> **Dataset records**
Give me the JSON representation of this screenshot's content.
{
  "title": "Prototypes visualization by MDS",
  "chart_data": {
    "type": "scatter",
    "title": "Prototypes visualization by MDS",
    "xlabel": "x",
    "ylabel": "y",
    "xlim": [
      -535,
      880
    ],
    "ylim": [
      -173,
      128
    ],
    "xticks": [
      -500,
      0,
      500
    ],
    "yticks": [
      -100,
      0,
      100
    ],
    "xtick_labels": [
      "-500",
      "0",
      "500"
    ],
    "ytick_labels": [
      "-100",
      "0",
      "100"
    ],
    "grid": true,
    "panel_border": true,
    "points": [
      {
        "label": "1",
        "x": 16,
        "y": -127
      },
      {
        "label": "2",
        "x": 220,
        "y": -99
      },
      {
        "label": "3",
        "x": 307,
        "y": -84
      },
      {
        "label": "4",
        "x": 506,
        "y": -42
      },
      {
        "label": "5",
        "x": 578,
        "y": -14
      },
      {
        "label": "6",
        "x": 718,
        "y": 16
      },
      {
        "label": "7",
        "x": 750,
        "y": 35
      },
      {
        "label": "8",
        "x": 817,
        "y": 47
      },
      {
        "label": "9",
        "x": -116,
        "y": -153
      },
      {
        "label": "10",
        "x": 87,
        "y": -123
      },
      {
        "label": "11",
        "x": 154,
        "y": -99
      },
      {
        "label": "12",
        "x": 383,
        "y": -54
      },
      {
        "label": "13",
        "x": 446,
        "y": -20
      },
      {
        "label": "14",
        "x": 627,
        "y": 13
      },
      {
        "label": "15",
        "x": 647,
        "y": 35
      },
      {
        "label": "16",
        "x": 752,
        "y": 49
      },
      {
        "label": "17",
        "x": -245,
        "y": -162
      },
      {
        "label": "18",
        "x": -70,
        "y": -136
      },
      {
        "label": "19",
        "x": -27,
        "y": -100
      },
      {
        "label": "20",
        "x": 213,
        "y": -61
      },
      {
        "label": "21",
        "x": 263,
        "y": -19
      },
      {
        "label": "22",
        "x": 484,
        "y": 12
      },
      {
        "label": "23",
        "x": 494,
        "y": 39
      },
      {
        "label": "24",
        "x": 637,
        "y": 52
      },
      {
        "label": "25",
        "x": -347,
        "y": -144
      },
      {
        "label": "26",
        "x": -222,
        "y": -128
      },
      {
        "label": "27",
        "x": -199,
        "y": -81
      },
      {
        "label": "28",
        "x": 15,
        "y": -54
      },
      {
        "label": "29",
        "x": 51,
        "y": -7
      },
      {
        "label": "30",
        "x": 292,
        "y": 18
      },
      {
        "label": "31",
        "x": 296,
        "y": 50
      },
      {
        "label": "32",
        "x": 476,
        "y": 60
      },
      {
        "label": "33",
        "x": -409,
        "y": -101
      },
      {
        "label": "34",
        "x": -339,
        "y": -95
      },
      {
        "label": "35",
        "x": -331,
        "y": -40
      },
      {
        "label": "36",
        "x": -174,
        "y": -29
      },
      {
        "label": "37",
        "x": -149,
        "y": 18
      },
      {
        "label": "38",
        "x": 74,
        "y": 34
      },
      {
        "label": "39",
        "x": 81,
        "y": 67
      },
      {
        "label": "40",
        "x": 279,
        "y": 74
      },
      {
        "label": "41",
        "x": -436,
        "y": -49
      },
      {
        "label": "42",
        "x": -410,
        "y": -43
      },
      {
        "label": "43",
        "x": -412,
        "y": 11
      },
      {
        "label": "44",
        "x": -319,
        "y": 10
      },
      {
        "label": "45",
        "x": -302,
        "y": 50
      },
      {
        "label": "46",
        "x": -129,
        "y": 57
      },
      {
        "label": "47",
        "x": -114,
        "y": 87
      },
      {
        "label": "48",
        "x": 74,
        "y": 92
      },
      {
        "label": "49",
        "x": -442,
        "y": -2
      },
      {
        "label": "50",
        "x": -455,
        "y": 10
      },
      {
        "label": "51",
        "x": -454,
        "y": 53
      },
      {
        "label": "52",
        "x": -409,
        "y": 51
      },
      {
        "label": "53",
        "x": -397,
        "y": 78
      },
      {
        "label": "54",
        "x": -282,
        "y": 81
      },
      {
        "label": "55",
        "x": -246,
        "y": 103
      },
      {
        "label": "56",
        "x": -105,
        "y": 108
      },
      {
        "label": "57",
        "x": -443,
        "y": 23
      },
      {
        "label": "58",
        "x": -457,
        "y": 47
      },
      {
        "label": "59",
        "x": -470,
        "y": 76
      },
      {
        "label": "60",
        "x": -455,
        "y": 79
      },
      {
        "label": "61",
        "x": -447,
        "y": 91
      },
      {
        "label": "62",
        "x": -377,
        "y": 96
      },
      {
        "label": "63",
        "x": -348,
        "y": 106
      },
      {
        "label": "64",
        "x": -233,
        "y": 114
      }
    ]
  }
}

> **Work to be completed**
Gather all the lines that include the word "title" and copy them out.

> **Written reply**
  "title": "Prototypes visualization by MDS",
    "title": "Prototypes visualization by MDS",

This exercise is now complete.